* _What the task requires_: Extract the records below word for word and ignore the images.

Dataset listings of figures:
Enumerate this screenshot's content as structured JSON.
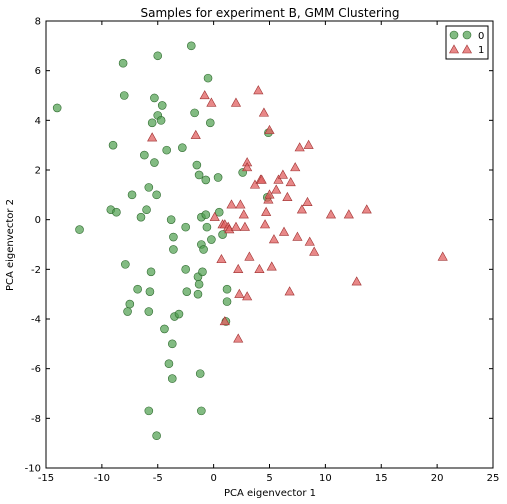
{
  "chart_data": {
    "type": "scatter",
    "title": "Samples for experiment B, GMM Clustering",
    "xlabel": "PCA eigenvector 1",
    "ylabel": "PCA eigenvector 2",
    "xlim": [
      -15,
      25
    ],
    "ylim": [
      -10,
      8
    ],
    "xticks": [
      -15,
      -10,
      -5,
      0,
      5,
      10,
      15,
      20,
      25
    ],
    "yticks": [
      -10,
      -8,
      -6,
      -4,
      -2,
      0,
      2,
      4,
      6,
      8
    ],
    "grid": false,
    "legend_position": "top-right",
    "series": [
      {
        "name": "0",
        "marker": "circle",
        "color": "#4d9e4d",
        "points": [
          [
            -14,
            4.5
          ],
          [
            -12,
            -0.4
          ],
          [
            -9.2,
            0.4
          ],
          [
            -9,
            3
          ],
          [
            -8.7,
            0.3
          ],
          [
            -8.1,
            6.3
          ],
          [
            -8,
            5
          ],
          [
            -7.9,
            -1.8
          ],
          [
            -7.5,
            -3.4
          ],
          [
            -7.7,
            -3.7
          ],
          [
            -7.3,
            1.0
          ],
          [
            -6.8,
            -2.8
          ],
          [
            -6.5,
            0.1
          ],
          [
            -6.2,
            2.6
          ],
          [
            -6,
            0.4
          ],
          [
            -5.8,
            1.3
          ],
          [
            -5.6,
            -2.1
          ],
          [
            -5.7,
            -2.9
          ],
          [
            -5.8,
            -3.7
          ],
          [
            -5.5,
            3.9
          ],
          [
            -5.3,
            4.9
          ],
          [
            -5.3,
            2.3
          ],
          [
            -5.1,
            1.0
          ],
          [
            -5,
            6.6
          ],
          [
            -5,
            4.2
          ],
          [
            -4.7,
            4.0
          ],
          [
            -4.6,
            4.6
          ],
          [
            -4.4,
            -4.4
          ],
          [
            -4.2,
            2.8
          ],
          [
            -4,
            -5.8
          ],
          [
            -3.8,
            0
          ],
          [
            -3.7,
            -5.0
          ],
          [
            -3.6,
            -0.7
          ],
          [
            -3.6,
            -1.2
          ],
          [
            -3.7,
            -6.4
          ],
          [
            -3.5,
            -3.9
          ],
          [
            -3.1,
            -3.8
          ],
          [
            -2.8,
            2.9
          ],
          [
            -2.5,
            -0.3
          ],
          [
            -2.5,
            -2.0
          ],
          [
            -2.4,
            -2.9
          ],
          [
            -2,
            7.0
          ],
          [
            -1.7,
            4.3
          ],
          [
            -1.5,
            2.2
          ],
          [
            -1.3,
            1.8
          ],
          [
            -1.4,
            -2.3
          ],
          [
            -1.3,
            -2.6
          ],
          [
            -1.4,
            -3.0
          ],
          [
            -1.2,
            -6.2
          ],
          [
            -1.1,
            -7.7
          ],
          [
            -1.1,
            0.1
          ],
          [
            -1.1,
            -1.0
          ],
          [
            -1.0,
            -2.1
          ],
          [
            -0.9,
            -1.2
          ],
          [
            -0.7,
            1.6
          ],
          [
            -0.7,
            0.2
          ],
          [
            -0.6,
            -0.3
          ],
          [
            -0.5,
            5.7
          ],
          [
            -0.3,
            3.9
          ],
          [
            -0.2,
            -0.8
          ],
          [
            0.4,
            1.7
          ],
          [
            0.5,
            0.3
          ],
          [
            0.8,
            -0.6
          ],
          [
            1.2,
            -2.8
          ],
          [
            1.2,
            -3.3
          ],
          [
            1.1,
            -4.1
          ],
          [
            2.6,
            1.9
          ],
          [
            4.9,
            3.5
          ],
          [
            4.8,
            0.9
          ],
          [
            -5.8,
            -7.7
          ],
          [
            -5.1,
            -8.7
          ]
        ]
      },
      {
        "name": "1",
        "marker": "triangle",
        "color": "#e06060",
        "points": [
          [
            -5.5,
            3.3
          ],
          [
            -1.6,
            3.4
          ],
          [
            -0.8,
            5.0
          ],
          [
            -0.2,
            4.7
          ],
          [
            0.1,
            0.1
          ],
          [
            0.8,
            -0.2
          ],
          [
            1.0,
            -0.2
          ],
          [
            1.3,
            -0.3
          ],
          [
            1.4,
            -0.4
          ],
          [
            1.6,
            0.6
          ],
          [
            2.0,
            4.7
          ],
          [
            2.0,
            -0.3
          ],
          [
            2.2,
            -2.0
          ],
          [
            2.2,
            -4.8
          ],
          [
            2.3,
            -3.0
          ],
          [
            2.4,
            0.6
          ],
          [
            2.7,
            0.2
          ],
          [
            2.8,
            -0.3
          ],
          [
            3.0,
            -3.1
          ],
          [
            3.0,
            2.3
          ],
          [
            3.0,
            2.1
          ],
          [
            3.2,
            -1.5
          ],
          [
            3.7,
            1.4
          ],
          [
            4.0,
            5.2
          ],
          [
            4.2,
            1.6
          ],
          [
            4.1,
            -2.0
          ],
          [
            4.5,
            4.3
          ],
          [
            4.6,
            -0.2
          ],
          [
            4.7,
            0.3
          ],
          [
            4.9,
            0.8
          ],
          [
            5.0,
            3.6
          ],
          [
            5.2,
            -1.9
          ],
          [
            5.0,
            1.0
          ],
          [
            5.4,
            -0.8
          ],
          [
            5.6,
            1.2
          ],
          [
            5.8,
            1.6
          ],
          [
            6.2,
            1.8
          ],
          [
            6.3,
            -0.5
          ],
          [
            6.6,
            0.9
          ],
          [
            6.8,
            -2.9
          ],
          [
            6.9,
            1.5
          ],
          [
            7.3,
            2.1
          ],
          [
            7.5,
            -0.7
          ],
          [
            7.7,
            2.9
          ],
          [
            7.9,
            0.4
          ],
          [
            8.4,
            0.7
          ],
          [
            8.5,
            3.0
          ],
          [
            8.6,
            -0.9
          ],
          [
            9.0,
            -1.3
          ],
          [
            10.5,
            0.2
          ],
          [
            12.1,
            0.2
          ],
          [
            12.8,
            -2.5
          ],
          [
            13.7,
            0.4
          ],
          [
            20.5,
            -1.5
          ],
          [
            1.0,
            -4.1
          ],
          [
            0.7,
            -1.6
          ],
          [
            4.3,
            1.6
          ]
        ]
      }
    ]
  }
}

* _Answer to this problem_:
Enumerate this screenshot's content as structured JSON.
{
  "chart_data": {
    "type": "scatter",
    "title": "Samples for experiment B, GMM Clustering",
    "xlabel": "PCA eigenvector 1",
    "ylabel": "PCA eigenvector 2",
    "xlim": [
      -15,
      25
    ],
    "ylim": [
      -10,
      8
    ],
    "xticks": [
      -15,
      -10,
      -5,
      0,
      5,
      10,
      15,
      20,
      25
    ],
    "yticks": [
      -10,
      -8,
      -6,
      -4,
      -2,
      0,
      2,
      4,
      6,
      8
    ],
    "grid": false,
    "legend_position": "top-right",
    "series": [
      {
        "name": "0",
        "marker": "circle",
        "color": "#4d9e4d",
        "points": [
          [
            -14,
            4.5
          ],
          [
            -12,
            -0.4
          ],
          [
            -9.2,
            0.4
          ],
          [
            -9,
            3
          ],
          [
            -8.7,
            0.3
          ],
          [
            -8.1,
            6.3
          ],
          [
            -8,
            5
          ],
          [
            -7.9,
            -1.8
          ],
          [
            -7.5,
            -3.4
          ],
          [
            -7.7,
            -3.7
          ],
          [
            -7.3,
            1.0
          ],
          [
            -6.8,
            -2.8
          ],
          [
            -6.5,
            0.1
          ],
          [
            -6.2,
            2.6
          ],
          [
            -6,
            0.4
          ],
          [
            -5.8,
            1.3
          ],
          [
            -5.6,
            -2.1
          ],
          [
            -5.7,
            -2.9
          ],
          [
            -5.8,
            -3.7
          ],
          [
            -5.5,
            3.9
          ],
          [
            -5.3,
            4.9
          ],
          [
            -5.3,
            2.3
          ],
          [
            -5.1,
            1.0
          ],
          [
            -5,
            6.6
          ],
          [
            -5,
            4.2
          ],
          [
            -4.7,
            4.0
          ],
          [
            -4.6,
            4.6
          ],
          [
            -4.4,
            -4.4
          ],
          [
            -4.2,
            2.8
          ],
          [
            -4,
            -5.8
          ],
          [
            -3.8,
            0
          ],
          [
            -3.7,
            -5.0
          ],
          [
            -3.6,
            -0.7
          ],
          [
            -3.6,
            -1.2
          ],
          [
            -3.7,
            -6.4
          ],
          [
            -3.5,
            -3.9
          ],
          [
            -3.1,
            -3.8
          ],
          [
            -2.8,
            2.9
          ],
          [
            -2.5,
            -0.3
          ],
          [
            -2.5,
            -2.0
          ],
          [
            -2.4,
            -2.9
          ],
          [
            -2,
            7.0
          ],
          [
            -1.7,
            4.3
          ],
          [
            -1.5,
            2.2
          ],
          [
            -1.3,
            1.8
          ],
          [
            -1.4,
            -2.3
          ],
          [
            -1.3,
            -2.6
          ],
          [
            -1.4,
            -3.0
          ],
          [
            -1.2,
            -6.2
          ],
          [
            -1.1,
            -7.7
          ],
          [
            -1.1,
            0.1
          ],
          [
            -1.1,
            -1.0
          ],
          [
            -1.0,
            -2.1
          ],
          [
            -0.9,
            -1.2
          ],
          [
            -0.7,
            1.6
          ],
          [
            -0.7,
            0.2
          ],
          [
            -0.6,
            -0.3
          ],
          [
            -0.5,
            5.7
          ],
          [
            -0.3,
            3.9
          ],
          [
            -0.2,
            -0.8
          ],
          [
            0.4,
            1.7
          ],
          [
            0.5,
            0.3
          ],
          [
            0.8,
            -0.6
          ],
          [
            1.2,
            -2.8
          ],
          [
            1.2,
            -3.3
          ],
          [
            1.1,
            -4.1
          ],
          [
            2.6,
            1.9
          ],
          [
            4.9,
            3.5
          ],
          [
            4.8,
            0.9
          ],
          [
            -5.8,
            -7.7
          ],
          [
            -5.1,
            -8.7
          ]
        ]
      },
      {
        "name": "1",
        "marker": "triangle",
        "color": "#e06060",
        "points": [
          [
            -5.5,
            3.3
          ],
          [
            -1.6,
            3.4
          ],
          [
            -0.8,
            5.0
          ],
          [
            -0.2,
            4.7
          ],
          [
            0.1,
            0.1
          ],
          [
            0.8,
            -0.2
          ],
          [
            1.0,
            -0.2
          ],
          [
            1.3,
            -0.3
          ],
          [
            1.4,
            -0.4
          ],
          [
            1.6,
            0.6
          ],
          [
            2.0,
            4.7
          ],
          [
            2.0,
            -0.3
          ],
          [
            2.2,
            -2.0
          ],
          [
            2.2,
            -4.8
          ],
          [
            2.3,
            -3.0
          ],
          [
            2.4,
            0.6
          ],
          [
            2.7,
            0.2
          ],
          [
            2.8,
            -0.3
          ],
          [
            3.0,
            -3.1
          ],
          [
            3.0,
            2.3
          ],
          [
            3.0,
            2.1
          ],
          [
            3.2,
            -1.5
          ],
          [
            3.7,
            1.4
          ],
          [
            4.0,
            5.2
          ],
          [
            4.2,
            1.6
          ],
          [
            4.1,
            -2.0
          ],
          [
            4.5,
            4.3
          ],
          [
            4.6,
            -0.2
          ],
          [
            4.7,
            0.3
          ],
          [
            4.9,
            0.8
          ],
          [
            5.0,
            3.6
          ],
          [
            5.2,
            -1.9
          ],
          [
            5.0,
            1.0
          ],
          [
            5.4,
            -0.8
          ],
          [
            5.6,
            1.2
          ],
          [
            5.8,
            1.6
          ],
          [
            6.2,
            1.8
          ],
          [
            6.3,
            -0.5
          ],
          [
            6.6,
            0.9
          ],
          [
            6.8,
            -2.9
          ],
          [
            6.9,
            1.5
          ],
          [
            7.3,
            2.1
          ],
          [
            7.5,
            -0.7
          ],
          [
            7.7,
            2.9
          ],
          [
            7.9,
            0.4
          ],
          [
            8.4,
            0.7
          ],
          [
            8.5,
            3.0
          ],
          [
            8.6,
            -0.9
          ],
          [
            9.0,
            -1.3
          ],
          [
            10.5,
            0.2
          ],
          [
            12.1,
            0.2
          ],
          [
            12.8,
            -2.5
          ],
          [
            13.7,
            0.4
          ],
          [
            20.5,
            -1.5
          ],
          [
            1.0,
            -4.1
          ],
          [
            0.7,
            -1.6
          ],
          [
            4.3,
            1.6
          ]
        ]
      }
    ]
  }
}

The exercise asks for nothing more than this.